(Collected data)
▶

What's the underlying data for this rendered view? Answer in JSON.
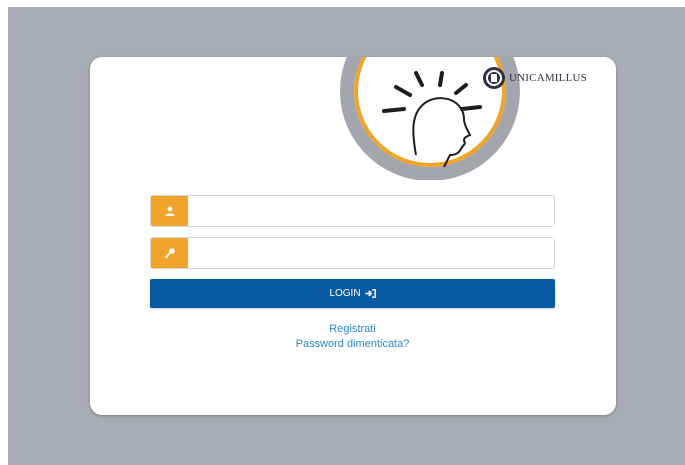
{
  "brand": {
    "name": "UNICAMILLUS"
  },
  "form": {
    "username": {
      "value": "",
      "placeholder": "",
      "icon": "user-icon"
    },
    "password": {
      "value": "",
      "placeholder": "",
      "icon": "key-icon"
    },
    "login_label": "LOGIN",
    "login_icon": "sign-in-icon"
  },
  "links": {
    "register": "Registrati",
    "forgot_password": "Password dimenticata?"
  },
  "colors": {
    "background": "#a9acb2",
    "accent_orange": "#f0a42a",
    "button_blue": "#075aa1",
    "link_blue": "#2a8ad1"
  }
}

◀

● EXERCISE INSTRUCTIONS
Would you return the data exactly as written, without the pictures?

● WORKED SOLUTION
What's the underlying data for this rendered view? Answer in JSON.
{
  "brand": {
    "name": "UNICAMILLUS"
  },
  "form": {
    "username": {
      "value": "",
      "placeholder": "",
      "icon": "user-icon"
    },
    "password": {
      "value": "",
      "placeholder": "",
      "icon": "key-icon"
    },
    "login_label": "LOGIN",
    "login_icon": "sign-in-icon"
  },
  "links": {
    "register": "Registrati",
    "forgot_password": "Password dimenticata?"
  },
  "colors": {
    "background": "#a9acb2",
    "accent_orange": "#f0a42a",
    "button_blue": "#075aa1",
    "link_blue": "#2a8ad1"
  }
}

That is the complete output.